WRITTEN INSTRUCTION:
All of the material below is to be repeated exactly.

%%

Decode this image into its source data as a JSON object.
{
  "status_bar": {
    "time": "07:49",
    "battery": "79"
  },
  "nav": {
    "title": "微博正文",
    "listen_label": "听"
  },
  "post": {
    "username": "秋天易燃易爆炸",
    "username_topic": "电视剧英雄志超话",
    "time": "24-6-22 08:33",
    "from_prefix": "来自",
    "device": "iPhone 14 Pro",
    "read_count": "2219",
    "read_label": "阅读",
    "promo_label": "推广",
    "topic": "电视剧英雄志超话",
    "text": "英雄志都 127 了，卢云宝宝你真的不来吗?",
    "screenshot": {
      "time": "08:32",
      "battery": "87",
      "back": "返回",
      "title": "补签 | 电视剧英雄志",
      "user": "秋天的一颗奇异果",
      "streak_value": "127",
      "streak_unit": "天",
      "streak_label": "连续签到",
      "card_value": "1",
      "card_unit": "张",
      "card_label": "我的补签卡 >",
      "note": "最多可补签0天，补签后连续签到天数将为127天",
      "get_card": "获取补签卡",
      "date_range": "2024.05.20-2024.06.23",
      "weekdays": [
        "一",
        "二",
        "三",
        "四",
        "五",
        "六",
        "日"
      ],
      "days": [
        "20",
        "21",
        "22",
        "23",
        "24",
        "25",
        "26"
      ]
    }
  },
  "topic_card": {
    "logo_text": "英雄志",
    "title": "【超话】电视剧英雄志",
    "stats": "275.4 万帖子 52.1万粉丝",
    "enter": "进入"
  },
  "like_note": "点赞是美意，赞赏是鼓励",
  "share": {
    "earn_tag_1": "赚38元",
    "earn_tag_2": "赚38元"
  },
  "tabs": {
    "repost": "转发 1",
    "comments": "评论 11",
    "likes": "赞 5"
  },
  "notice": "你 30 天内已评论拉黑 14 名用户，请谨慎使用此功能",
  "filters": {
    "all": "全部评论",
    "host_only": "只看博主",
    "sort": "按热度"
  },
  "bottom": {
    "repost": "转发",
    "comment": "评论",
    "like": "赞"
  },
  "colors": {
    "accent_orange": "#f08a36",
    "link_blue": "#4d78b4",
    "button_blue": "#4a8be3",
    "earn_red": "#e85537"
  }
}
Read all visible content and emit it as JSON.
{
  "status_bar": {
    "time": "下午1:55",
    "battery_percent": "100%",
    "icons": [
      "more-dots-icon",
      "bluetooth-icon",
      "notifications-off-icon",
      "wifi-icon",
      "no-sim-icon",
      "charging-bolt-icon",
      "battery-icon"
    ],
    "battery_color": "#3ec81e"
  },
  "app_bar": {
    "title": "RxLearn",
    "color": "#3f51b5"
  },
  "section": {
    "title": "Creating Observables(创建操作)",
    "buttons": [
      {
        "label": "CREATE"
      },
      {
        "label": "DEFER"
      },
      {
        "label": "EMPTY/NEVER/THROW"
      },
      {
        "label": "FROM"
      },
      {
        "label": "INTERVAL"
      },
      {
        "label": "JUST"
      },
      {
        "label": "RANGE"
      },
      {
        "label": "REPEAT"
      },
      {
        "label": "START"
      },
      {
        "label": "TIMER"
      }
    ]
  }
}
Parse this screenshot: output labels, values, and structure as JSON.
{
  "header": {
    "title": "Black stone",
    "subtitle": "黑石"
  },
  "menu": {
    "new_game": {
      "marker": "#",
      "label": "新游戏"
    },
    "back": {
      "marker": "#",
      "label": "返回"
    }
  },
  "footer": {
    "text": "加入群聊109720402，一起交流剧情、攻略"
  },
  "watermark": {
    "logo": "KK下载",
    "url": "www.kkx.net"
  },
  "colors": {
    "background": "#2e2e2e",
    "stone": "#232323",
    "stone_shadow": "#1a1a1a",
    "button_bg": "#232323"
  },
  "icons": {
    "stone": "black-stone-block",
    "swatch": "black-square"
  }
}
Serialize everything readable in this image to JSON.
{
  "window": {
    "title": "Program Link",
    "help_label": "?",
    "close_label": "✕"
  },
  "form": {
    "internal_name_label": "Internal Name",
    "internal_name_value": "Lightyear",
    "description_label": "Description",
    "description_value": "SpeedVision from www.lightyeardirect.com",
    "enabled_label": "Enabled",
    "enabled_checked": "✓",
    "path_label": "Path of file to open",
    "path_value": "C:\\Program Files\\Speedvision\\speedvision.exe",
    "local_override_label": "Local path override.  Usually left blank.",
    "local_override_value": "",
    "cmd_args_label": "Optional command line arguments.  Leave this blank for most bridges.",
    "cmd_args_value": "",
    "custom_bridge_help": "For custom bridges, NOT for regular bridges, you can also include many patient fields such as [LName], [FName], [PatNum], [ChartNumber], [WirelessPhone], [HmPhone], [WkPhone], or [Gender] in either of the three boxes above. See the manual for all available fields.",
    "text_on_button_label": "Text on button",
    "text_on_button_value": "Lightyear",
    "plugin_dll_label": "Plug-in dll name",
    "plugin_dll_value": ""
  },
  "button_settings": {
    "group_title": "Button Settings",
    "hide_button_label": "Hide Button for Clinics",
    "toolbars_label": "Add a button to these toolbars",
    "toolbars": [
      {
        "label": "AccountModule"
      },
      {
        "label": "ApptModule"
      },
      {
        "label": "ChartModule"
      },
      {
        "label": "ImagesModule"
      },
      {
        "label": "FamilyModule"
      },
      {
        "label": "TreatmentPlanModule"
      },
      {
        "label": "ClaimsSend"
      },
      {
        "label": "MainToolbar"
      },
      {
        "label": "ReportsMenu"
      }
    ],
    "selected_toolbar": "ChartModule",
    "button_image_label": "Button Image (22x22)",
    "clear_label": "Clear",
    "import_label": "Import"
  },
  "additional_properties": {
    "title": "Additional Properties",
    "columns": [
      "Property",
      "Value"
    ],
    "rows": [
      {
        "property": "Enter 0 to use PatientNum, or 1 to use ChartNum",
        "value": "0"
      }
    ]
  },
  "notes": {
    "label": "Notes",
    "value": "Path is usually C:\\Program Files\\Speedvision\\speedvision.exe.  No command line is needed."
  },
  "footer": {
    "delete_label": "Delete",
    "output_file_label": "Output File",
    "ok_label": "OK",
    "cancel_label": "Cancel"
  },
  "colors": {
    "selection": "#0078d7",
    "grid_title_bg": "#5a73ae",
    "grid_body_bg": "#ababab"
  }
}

%%

FULL OUTPUT:
Decode this image into its source data as a JSON object.
{
  "status_bar": {
    "time": "07:49",
    "battery": "79"
  },
  "nav": {
    "title": "微博正文",
    "listen_label": "听"
  },
  "post": {
    "username": "秋天易燃易爆炸",
    "username_topic": "电视剧英雄志超话",
    "time": "24-6-22 08:33",
    "from_prefix": "来自",
    "device": "iPhone 14 Pro",
    "read_count": "2219",
    "read_label": "阅读",
    "promo_label": "推广",
    "topic": "电视剧英雄志超话",
    "text": "英雄志都 127 了，卢云宝宝你真的不来吗?",
    "screenshot": {
      "time": "08:32",
      "battery": "87",
      "back": "返回",
      "title": "补签 | 电视剧英雄志",
      "user": "秋天的一颗奇异果",
      "streak_value": "127",
      "streak_unit": "天",
      "streak_label": "连续签到",
      "card_value": "1",
      "card_unit": "张",
      "card_label": "我的补签卡 >",
      "note": "最多可补签0天，补签后连续签到天数将为127天",
      "get_card": "获取补签卡",
      "date_range": "2024.05.20-2024.06.23",
      "weekdays": [
        "一",
        "二",
        "三",
        "四",
        "五",
        "六",
        "日"
      ],
      "days": [
        "20",
        "21",
        "22",
        "23",
        "24",
        "25",
        "26"
      ]
    }
  },
  "topic_card": {
    "logo_text": "英雄志",
    "title": "【超话】电视剧英雄志",
    "stats": "275.4 万帖子 52.1万粉丝",
    "enter": "进入"
  },
  "like_note": "点赞是美意，赞赏是鼓励",
  "share": {
    "earn_tag_1": "赚38元",
    "earn_tag_2": "赚38元"
  },
  "tabs": {
    "repost": "转发 1",
    "comments": "评论 11",
    "likes": "赞 5"
  },
  "notice": "你 30 天内已评论拉黑 14 名用户，请谨慎使用此功能",
  "filters": {
    "all": "全部评论",
    "host_only": "只看博主",
    "sort": "按热度"
  },
  "bottom": {
    "repost": "转发",
    "comment": "评论",
    "like": "赞"
  },
  "colors": {
    "accent_orange": "#f08a36",
    "link_blue": "#4d78b4",
    "button_blue": "#4a8be3",
    "earn_red": "#e85537"
  }
}
Read all visible content and emit it as JSON.
{
  "status_bar": {
    "time": "下午1:55",
    "battery_percent": "100%",
    "icons": [
      "more-dots-icon",
      "bluetooth-icon",
      "notifications-off-icon",
      "wifi-icon",
      "no-sim-icon",
      "charging-bolt-icon",
      "battery-icon"
    ],
    "battery_color": "#3ec81e"
  },
  "app_bar": {
    "title": "RxLearn",
    "color": "#3f51b5"
  },
  "section": {
    "title": "Creating Observables(创建操作)",
    "buttons": [
      {
        "label": "CREATE"
      },
      {
        "label": "DEFER"
      },
      {
        "label": "EMPTY/NEVER/THROW"
      },
      {
        "label": "FROM"
      },
      {
        "label": "INTERVAL"
      },
      {
        "label": "JUST"
      },
      {
        "label": "RANGE"
      },
      {
        "label": "REPEAT"
      },
      {
        "label": "START"
      },
      {
        "label": "TIMER"
      }
    ]
  }
}
Parse this screenshot: output labels, values, and structure as JSON.
{
  "header": {
    "title": "Black stone",
    "subtitle": "黑石"
  },
  "menu": {
    "new_game": {
      "marker": "#",
      "label": "新游戏"
    },
    "back": {
      "marker": "#",
      "label": "返回"
    }
  },
  "footer": {
    "text": "加入群聊109720402，一起交流剧情、攻略"
  },
  "watermark": {
    "logo": "KK下载",
    "url": "www.kkx.net"
  },
  "colors": {
    "background": "#2e2e2e",
    "stone": "#232323",
    "stone_shadow": "#1a1a1a",
    "button_bg": "#232323"
  },
  "icons": {
    "stone": "black-stone-block",
    "swatch": "black-square"
  }
}
Serialize everything readable in this image to JSON.
{
  "window": {
    "title": "Program Link",
    "help_label": "?",
    "close_label": "✕"
  },
  "form": {
    "internal_name_label": "Internal Name",
    "internal_name_value": "Lightyear",
    "description_label": "Description",
    "description_value": "SpeedVision from www.lightyeardirect.com",
    "enabled_label": "Enabled",
    "enabled_checked": "✓",
    "path_label": "Path of file to open",
    "path_value": "C:\\Program Files\\Speedvision\\speedvision.exe",
    "local_override_label": "Local path override.  Usually left blank.",
    "local_override_value": "",
    "cmd_args_label": "Optional command line arguments.  Leave this blank for most bridges.",
    "cmd_args_value": "",
    "custom_bridge_help": "For custom bridges, NOT for regular bridges, you can also include many patient fields such as [LName], [FName], [PatNum], [ChartNumber], [WirelessPhone], [HmPhone], [WkPhone], or [Gender] in either of the three boxes above. See the manual for all available fields.",
    "text_on_button_label": "Text on button",
    "text_on_button_value": "Lightyear",
    "plugin_dll_label": "Plug-in dll name",
    "plugin_dll_value": ""
  },
  "button_settings": {
    "group_title": "Button Settings",
    "hide_button_label": "Hide Button for Clinics",
    "toolbars_label": "Add a button to these toolbars",
    "toolbars": [
      {
        "label": "AccountModule"
      },
      {
        "label": "ApptModule"
      },
      {
        "label": "ChartModule"
      },
      {
        "label": "ImagesModule"
      },
      {
        "label": "FamilyModule"
      },
      {
        "label": "TreatmentPlanModule"
      },
      {
        "label": "ClaimsSend"
      },
      {
        "label": "MainToolbar"
      },
      {
        "label": "ReportsMenu"
      }
    ],
    "selected_toolbar": "ChartModule",
    "button_image_label": "Button Image (22x22)",
    "clear_label": "Clear",
    "import_label": "Import"
  },
  "additional_properties": {
    "title": "Additional Properties",
    "columns": [
      "Property",
      "Value"
    ],
    "rows": [
      {
        "property": "Enter 0 to use PatientNum, or 1 to use ChartNum",
        "value": "0"
      }
    ]
  },
  "notes": {
    "label": "Notes",
    "value": "Path is usually C:\\Program Files\\Speedvision\\speedvision.exe.  No command line is needed."
  },
  "footer": {
    "delete_label": "Delete",
    "output_file_label": "Output File",
    "ok_label": "OK",
    "cancel_label": "Cancel"
  },
  "colors": {
    "selection": "#0078d7",
    "grid_title_bg": "#5a73ae",
    "grid_body_bg": "#ababab"
  }
}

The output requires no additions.